**Task goal**
Look through the records below, and copy out every line that holds the string "JSON".

++++ Supplied records

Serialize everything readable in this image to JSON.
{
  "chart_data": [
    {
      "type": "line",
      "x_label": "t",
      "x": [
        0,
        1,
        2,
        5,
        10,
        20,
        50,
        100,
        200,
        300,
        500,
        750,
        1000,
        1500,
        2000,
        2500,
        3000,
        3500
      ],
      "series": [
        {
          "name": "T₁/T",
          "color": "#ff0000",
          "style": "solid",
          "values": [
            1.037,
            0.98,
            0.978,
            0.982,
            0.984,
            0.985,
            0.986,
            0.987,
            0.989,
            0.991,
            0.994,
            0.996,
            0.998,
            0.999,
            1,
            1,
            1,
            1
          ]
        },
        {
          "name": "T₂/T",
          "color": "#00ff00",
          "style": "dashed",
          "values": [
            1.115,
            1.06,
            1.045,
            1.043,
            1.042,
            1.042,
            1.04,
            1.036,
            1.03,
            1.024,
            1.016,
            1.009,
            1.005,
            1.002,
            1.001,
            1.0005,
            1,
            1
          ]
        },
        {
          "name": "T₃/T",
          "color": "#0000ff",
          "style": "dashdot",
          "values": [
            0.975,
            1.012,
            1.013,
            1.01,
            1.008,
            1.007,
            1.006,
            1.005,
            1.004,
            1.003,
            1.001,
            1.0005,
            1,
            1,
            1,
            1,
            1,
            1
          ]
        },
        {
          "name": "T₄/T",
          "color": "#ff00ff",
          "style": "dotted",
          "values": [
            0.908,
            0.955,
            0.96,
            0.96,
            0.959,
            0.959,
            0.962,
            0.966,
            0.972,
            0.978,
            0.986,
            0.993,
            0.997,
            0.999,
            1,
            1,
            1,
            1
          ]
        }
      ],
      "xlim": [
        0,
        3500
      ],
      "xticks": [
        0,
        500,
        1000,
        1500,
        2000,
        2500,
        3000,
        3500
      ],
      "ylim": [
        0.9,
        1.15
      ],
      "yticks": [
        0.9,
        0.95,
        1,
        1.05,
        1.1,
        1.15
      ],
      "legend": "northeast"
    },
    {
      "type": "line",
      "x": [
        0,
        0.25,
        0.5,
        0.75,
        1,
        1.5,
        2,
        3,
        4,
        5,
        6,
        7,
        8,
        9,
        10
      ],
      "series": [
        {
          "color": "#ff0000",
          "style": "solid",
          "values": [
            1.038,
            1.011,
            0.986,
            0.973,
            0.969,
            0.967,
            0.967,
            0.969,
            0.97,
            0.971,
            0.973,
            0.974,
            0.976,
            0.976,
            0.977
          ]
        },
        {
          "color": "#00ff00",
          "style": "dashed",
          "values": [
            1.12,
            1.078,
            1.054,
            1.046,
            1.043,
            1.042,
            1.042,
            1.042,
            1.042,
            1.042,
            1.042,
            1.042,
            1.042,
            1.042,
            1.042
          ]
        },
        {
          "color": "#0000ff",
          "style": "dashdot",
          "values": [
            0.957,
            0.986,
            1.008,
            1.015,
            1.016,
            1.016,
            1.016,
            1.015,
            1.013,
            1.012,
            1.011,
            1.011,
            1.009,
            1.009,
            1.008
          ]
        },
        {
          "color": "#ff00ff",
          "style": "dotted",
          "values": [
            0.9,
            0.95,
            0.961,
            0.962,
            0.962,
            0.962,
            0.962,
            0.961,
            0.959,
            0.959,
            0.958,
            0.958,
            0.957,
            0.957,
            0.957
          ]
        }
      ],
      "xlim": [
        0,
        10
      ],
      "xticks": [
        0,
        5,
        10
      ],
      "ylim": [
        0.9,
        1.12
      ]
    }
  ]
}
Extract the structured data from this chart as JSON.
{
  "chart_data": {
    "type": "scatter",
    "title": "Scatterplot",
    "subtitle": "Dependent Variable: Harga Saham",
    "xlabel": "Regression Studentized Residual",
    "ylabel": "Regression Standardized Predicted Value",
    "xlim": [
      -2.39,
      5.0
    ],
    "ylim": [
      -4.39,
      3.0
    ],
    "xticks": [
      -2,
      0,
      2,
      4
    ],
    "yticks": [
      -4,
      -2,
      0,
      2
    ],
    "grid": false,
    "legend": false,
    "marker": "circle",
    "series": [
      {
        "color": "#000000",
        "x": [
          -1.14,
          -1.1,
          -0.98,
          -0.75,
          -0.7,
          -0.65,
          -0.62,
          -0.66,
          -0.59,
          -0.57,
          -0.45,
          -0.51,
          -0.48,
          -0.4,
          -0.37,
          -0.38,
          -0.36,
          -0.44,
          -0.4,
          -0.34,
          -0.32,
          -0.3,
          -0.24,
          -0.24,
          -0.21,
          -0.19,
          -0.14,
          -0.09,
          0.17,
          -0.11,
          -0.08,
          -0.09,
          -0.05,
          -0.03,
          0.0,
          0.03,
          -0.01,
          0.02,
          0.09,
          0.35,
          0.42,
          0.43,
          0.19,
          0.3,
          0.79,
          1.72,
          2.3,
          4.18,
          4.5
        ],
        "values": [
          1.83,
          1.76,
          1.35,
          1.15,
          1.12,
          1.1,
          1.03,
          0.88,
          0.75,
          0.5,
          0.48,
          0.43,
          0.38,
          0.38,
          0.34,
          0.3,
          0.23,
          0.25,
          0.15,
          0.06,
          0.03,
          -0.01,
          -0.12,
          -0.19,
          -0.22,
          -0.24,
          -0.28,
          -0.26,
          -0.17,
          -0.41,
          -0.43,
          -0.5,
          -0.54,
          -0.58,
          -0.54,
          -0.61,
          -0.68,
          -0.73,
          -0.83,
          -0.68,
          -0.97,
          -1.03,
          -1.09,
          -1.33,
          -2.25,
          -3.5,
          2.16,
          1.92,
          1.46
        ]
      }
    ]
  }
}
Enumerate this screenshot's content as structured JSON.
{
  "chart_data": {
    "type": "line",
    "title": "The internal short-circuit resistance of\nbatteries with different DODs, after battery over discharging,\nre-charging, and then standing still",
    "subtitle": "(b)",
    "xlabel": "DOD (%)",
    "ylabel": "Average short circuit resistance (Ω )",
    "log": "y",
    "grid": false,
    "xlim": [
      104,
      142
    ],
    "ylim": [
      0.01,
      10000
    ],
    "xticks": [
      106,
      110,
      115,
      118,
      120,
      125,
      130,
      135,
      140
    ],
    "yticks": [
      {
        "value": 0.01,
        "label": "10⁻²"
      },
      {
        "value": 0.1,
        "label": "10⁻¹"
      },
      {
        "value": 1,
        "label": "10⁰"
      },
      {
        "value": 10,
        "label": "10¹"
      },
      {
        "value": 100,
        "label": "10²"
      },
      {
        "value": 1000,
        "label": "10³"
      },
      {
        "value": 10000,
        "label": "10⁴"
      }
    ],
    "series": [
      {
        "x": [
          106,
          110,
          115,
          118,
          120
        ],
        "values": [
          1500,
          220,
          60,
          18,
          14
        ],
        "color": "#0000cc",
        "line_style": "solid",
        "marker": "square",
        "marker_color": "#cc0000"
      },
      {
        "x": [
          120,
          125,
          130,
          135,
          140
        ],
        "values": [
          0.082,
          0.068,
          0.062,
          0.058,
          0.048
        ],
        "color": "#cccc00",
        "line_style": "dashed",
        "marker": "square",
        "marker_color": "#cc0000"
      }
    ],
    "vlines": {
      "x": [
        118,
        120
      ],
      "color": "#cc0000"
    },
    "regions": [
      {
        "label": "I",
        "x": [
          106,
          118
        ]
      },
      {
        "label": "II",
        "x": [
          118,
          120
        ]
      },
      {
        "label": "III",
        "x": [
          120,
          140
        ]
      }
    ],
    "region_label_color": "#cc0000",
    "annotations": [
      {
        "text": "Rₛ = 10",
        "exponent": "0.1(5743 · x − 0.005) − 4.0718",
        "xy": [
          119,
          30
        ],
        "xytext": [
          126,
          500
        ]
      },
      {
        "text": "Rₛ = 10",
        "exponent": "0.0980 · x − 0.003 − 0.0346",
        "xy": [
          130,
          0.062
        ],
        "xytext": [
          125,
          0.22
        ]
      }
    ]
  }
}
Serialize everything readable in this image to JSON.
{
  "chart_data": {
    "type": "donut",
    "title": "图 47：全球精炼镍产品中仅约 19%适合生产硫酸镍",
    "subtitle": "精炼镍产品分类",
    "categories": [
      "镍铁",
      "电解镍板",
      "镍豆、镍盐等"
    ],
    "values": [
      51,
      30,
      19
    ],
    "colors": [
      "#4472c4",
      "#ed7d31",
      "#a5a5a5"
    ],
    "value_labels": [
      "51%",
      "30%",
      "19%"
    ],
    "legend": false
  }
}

++++++++

**Solution to the problem**
Serialize everything readable in this image to JSON.
Extract the structured data from this chart as JSON.
Enumerate this screenshot's content as structured JSON.
Serialize everything readable in this image to JSON.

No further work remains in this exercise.